## Begin Material shown

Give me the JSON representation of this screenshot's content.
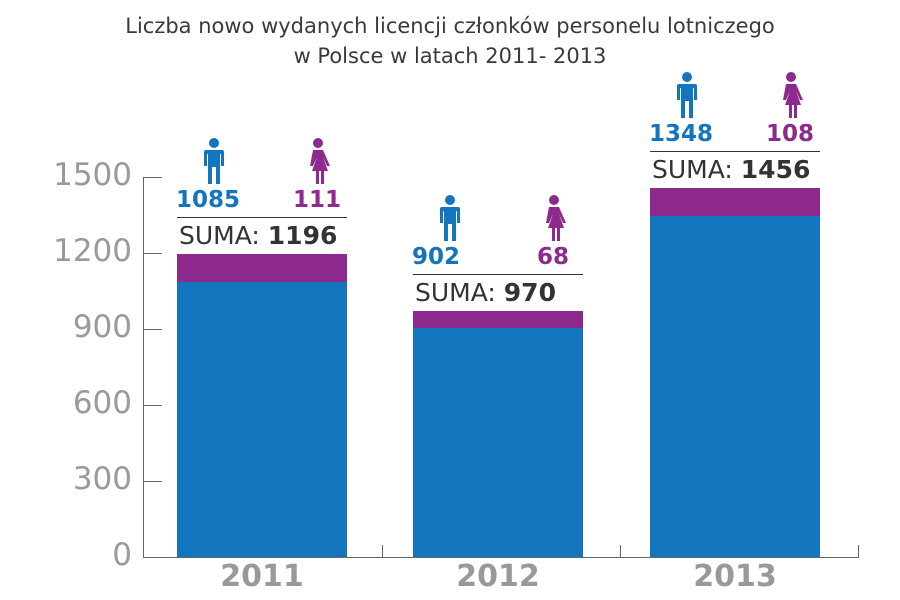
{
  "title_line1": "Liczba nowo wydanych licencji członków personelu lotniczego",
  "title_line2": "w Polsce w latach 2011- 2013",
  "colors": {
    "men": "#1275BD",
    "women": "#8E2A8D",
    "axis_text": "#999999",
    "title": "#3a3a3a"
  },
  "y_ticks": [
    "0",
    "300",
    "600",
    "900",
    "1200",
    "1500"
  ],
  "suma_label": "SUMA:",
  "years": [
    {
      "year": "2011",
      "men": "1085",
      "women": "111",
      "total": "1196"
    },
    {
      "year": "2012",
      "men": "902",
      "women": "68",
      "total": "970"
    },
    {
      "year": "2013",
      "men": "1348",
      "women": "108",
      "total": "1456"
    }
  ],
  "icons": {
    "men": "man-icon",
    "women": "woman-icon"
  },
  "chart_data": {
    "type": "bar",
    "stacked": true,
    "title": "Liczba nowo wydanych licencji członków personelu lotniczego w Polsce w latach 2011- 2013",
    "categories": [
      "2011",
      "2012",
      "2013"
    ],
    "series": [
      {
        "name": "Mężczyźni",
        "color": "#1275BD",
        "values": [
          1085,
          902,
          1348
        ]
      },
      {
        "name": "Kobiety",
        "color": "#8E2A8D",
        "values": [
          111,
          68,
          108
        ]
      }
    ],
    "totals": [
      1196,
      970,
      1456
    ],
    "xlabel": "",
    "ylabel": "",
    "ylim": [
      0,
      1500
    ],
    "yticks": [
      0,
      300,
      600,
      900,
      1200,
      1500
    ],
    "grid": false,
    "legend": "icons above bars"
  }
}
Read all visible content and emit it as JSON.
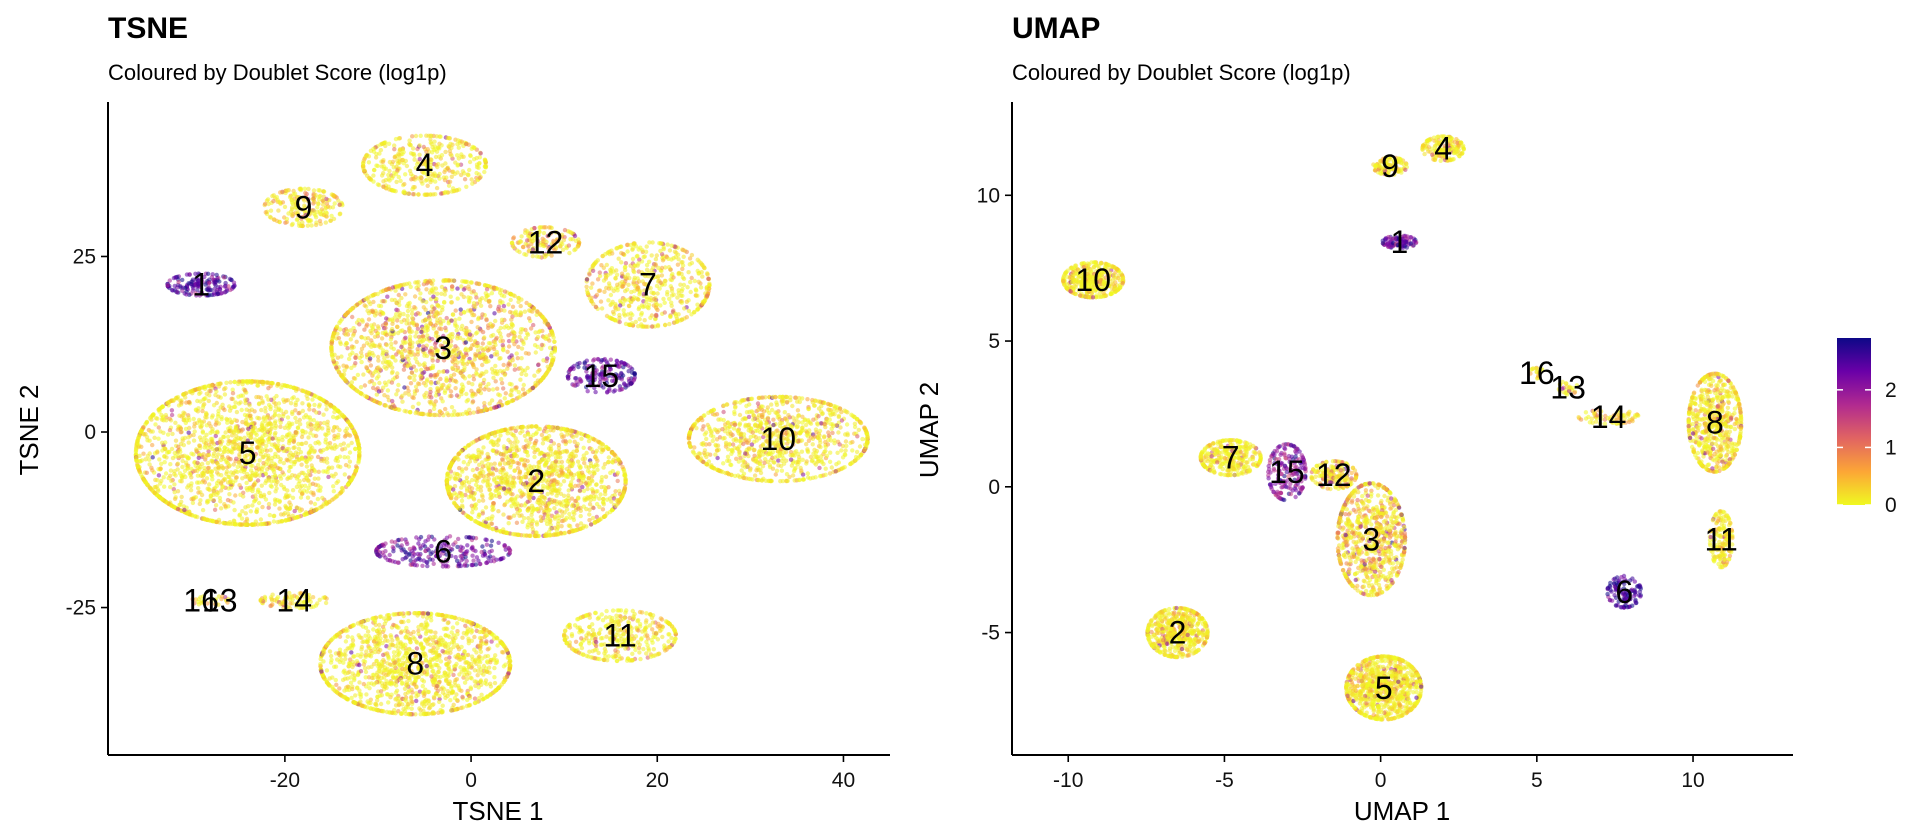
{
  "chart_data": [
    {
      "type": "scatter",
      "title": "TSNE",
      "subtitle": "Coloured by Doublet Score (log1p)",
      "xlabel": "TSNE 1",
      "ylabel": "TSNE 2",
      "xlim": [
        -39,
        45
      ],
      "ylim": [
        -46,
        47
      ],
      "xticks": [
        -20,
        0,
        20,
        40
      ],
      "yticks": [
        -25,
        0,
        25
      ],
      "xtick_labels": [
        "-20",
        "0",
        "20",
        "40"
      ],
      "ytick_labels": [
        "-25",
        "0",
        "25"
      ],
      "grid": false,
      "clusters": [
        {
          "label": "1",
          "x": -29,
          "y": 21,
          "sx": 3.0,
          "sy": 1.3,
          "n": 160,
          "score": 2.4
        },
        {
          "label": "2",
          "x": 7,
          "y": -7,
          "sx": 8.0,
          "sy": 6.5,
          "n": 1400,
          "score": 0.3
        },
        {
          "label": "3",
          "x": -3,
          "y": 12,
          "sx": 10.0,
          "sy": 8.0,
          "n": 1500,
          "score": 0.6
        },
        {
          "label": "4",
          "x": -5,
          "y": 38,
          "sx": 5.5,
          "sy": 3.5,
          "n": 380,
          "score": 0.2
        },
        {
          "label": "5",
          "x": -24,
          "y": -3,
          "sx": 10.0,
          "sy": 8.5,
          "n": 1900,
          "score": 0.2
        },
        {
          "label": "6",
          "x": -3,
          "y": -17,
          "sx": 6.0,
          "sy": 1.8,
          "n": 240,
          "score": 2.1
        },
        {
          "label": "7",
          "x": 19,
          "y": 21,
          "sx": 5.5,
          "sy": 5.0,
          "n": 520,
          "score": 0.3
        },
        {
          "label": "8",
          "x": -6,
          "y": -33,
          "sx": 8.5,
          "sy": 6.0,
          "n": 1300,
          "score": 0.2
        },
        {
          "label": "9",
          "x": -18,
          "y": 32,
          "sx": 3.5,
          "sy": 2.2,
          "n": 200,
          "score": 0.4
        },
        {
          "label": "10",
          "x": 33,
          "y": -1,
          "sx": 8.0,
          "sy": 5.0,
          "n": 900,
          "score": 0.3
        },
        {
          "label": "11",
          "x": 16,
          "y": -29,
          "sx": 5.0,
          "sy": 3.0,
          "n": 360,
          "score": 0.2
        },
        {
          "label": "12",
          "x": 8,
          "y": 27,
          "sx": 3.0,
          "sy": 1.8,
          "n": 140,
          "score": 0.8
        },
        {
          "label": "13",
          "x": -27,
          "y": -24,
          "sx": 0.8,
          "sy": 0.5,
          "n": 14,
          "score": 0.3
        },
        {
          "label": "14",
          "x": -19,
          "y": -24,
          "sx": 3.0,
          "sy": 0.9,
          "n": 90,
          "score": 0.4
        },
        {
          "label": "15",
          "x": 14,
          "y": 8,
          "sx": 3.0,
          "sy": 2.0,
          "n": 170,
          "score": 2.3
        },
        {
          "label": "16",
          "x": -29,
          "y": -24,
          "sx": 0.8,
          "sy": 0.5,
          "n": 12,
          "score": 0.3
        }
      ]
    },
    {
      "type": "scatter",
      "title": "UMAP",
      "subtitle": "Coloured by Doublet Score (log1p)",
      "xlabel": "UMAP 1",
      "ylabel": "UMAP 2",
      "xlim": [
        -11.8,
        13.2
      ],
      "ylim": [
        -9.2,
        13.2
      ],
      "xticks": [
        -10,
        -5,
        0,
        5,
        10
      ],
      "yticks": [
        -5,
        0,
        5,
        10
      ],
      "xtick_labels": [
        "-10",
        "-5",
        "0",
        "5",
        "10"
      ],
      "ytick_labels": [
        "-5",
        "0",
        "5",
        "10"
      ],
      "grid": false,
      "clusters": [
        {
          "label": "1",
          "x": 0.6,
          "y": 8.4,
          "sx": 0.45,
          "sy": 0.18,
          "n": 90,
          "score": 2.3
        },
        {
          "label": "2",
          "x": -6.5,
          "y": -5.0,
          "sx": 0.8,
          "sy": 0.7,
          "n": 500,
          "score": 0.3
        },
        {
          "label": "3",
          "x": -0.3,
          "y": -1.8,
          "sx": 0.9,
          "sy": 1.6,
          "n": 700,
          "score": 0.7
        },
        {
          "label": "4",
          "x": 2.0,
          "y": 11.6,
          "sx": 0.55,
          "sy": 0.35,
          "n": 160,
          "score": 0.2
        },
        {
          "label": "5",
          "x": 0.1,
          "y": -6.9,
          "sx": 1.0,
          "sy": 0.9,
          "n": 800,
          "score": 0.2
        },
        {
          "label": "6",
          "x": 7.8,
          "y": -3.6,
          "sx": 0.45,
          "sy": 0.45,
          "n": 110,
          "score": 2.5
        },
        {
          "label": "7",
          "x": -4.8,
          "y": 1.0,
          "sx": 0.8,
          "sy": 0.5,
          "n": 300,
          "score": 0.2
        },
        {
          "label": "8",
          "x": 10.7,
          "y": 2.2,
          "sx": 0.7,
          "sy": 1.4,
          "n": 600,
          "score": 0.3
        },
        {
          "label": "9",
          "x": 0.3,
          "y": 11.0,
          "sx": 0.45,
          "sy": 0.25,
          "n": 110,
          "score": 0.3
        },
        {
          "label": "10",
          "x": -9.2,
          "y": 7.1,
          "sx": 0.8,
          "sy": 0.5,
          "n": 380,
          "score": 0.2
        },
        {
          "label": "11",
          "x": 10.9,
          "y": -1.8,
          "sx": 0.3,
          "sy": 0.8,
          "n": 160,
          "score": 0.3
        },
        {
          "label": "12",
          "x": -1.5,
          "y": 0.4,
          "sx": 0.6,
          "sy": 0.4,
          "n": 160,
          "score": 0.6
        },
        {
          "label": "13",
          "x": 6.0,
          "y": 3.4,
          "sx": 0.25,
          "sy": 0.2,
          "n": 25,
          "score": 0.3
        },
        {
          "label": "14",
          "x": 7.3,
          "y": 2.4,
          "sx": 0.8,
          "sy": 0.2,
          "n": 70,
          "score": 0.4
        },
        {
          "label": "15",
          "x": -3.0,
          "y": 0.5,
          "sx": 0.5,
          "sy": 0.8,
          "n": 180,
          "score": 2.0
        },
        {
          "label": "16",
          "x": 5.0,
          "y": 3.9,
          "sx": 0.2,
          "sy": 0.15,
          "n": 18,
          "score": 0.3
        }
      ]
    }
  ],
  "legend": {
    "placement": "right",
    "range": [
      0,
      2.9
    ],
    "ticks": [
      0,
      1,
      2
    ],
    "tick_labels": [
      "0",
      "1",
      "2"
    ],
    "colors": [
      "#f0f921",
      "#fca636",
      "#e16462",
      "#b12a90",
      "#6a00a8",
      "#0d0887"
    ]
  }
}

## End Material shown

Objective: Tell how many lines of the material above hold "lotniczego", answering with a bare number.

Result below: 2